Your goal =>
Copy the records below exactly as they are written.

Records provided =>
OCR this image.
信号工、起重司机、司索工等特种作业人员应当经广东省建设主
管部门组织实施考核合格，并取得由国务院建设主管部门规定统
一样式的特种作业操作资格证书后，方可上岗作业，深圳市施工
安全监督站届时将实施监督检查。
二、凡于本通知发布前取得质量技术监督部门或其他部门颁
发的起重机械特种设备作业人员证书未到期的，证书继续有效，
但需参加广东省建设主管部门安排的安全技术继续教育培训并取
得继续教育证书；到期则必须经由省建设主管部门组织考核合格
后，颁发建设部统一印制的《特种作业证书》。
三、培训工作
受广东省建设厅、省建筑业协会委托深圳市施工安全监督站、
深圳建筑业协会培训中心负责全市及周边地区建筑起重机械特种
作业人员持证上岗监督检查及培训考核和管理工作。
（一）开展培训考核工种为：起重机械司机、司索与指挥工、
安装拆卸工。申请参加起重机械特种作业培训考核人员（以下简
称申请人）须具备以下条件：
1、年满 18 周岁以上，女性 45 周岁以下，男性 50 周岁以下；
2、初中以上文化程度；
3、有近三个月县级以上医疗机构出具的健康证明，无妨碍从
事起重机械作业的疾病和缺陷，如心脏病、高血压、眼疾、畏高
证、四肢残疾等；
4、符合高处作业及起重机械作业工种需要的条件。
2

The solution =>
OCR this image.
信号工、起重司机、司索工等特种作业人员应当经广东省建设主
管部门组织实施考核合格，并取得由国务院建设主管部门规定统
一样式的特种作业操作资格证书后，方可上岗作业，深圳市施工
安全监督站届时将实施监督检查。
二、凡于本通知发布前取得质量技术监督部门或其他部门颁
发的起重机械特种设备作业人员证书未到期的，证书继续有效，
但需参加广东省建设主管部门安排的安全技术继续教育培训并取
得继续教育证书；到期则必须经由省建设主管部门组织考核合格
后，颁发建设部统一印制的《特种作业证书》。
三、培训工作
受广东省建设厅、省建筑业协会委托深圳市施工安全监督站、
深圳建筑业协会培训中心负责全市及周边地区建筑起重机械特种
作业人员持证上岗监督检查及培训考核和管理工作。
（一）开展培训考核工种为：起重机械司机、司索与指挥工、
安装拆卸工。申请参加起重机械特种作业培训考核人员（以下简
称申请人）须具备以下条件：
1、年满 18 周岁以上，女性 45 周岁以下，男性 50 周岁以下；
2、初中以上文化程度；
3、有近三个月县级以上医疗机构出具的健康证明，无妨碍从
事起重机械作业的疾病和缺陷，如心脏病、高血压、眼疾、畏高
证、四肢残疾等；
4、符合高处作业及起重机械作业工种需要的条件。
2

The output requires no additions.